To do: Copy every line from the records below that holds the word "营造良好的".

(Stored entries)
=======

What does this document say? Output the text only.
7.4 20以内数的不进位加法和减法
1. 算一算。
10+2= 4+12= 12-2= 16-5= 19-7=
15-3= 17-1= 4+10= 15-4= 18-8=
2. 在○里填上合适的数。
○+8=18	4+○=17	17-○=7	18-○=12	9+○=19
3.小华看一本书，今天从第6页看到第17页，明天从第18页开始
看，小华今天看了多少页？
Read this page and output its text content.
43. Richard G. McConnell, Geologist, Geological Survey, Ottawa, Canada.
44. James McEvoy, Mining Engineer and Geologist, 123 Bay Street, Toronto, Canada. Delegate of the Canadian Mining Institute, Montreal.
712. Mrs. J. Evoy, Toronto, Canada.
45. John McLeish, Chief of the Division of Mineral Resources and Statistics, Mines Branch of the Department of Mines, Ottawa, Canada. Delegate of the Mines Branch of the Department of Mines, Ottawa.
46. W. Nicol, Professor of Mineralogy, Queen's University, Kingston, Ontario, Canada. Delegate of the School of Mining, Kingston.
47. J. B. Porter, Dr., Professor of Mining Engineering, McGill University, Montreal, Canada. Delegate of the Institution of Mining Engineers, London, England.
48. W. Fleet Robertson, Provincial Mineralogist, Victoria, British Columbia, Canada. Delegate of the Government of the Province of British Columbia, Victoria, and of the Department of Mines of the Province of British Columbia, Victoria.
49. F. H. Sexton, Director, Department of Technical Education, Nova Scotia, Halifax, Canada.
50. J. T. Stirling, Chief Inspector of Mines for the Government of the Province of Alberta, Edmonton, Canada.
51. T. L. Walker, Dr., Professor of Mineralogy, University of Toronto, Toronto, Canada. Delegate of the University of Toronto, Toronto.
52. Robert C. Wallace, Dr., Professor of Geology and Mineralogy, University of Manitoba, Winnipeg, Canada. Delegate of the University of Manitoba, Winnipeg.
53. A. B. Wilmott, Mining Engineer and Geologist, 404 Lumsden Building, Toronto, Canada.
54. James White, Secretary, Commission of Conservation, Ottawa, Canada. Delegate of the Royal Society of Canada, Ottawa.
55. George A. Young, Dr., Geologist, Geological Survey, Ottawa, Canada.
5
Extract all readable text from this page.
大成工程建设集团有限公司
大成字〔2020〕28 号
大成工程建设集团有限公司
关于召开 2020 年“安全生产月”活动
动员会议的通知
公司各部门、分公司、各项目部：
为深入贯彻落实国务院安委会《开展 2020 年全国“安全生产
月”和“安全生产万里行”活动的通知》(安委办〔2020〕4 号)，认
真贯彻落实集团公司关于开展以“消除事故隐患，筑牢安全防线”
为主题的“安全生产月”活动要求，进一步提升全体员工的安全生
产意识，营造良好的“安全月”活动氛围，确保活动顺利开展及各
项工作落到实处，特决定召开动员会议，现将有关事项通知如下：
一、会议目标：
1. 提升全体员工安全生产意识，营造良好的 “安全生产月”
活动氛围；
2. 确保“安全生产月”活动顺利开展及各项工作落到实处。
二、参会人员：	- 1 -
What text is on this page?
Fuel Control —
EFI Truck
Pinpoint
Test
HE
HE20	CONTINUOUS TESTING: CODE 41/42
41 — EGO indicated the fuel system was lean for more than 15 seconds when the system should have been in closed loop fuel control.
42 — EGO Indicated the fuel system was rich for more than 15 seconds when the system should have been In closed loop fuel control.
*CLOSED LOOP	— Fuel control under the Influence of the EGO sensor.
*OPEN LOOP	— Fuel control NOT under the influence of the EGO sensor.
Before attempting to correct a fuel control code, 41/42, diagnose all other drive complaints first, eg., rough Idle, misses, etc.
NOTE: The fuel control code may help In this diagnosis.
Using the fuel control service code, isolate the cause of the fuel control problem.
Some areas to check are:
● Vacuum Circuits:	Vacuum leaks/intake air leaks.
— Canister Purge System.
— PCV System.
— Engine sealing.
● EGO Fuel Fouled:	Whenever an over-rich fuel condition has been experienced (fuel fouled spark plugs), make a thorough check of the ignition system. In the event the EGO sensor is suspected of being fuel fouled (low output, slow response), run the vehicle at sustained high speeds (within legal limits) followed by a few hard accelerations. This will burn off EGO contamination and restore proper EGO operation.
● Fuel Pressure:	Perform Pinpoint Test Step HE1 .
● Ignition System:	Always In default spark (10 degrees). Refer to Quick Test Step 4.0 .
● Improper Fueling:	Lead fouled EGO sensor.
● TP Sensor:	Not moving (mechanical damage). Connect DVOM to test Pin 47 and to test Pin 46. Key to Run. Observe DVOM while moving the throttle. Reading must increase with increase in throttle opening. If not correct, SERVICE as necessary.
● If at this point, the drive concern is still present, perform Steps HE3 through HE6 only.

=======

Solved exercise:
产意识，营造良好的“安全月”活动氛围，确保活动顺利开展及各
1. 提升全体员工安全生产意识，营造良好的 “安全生产月”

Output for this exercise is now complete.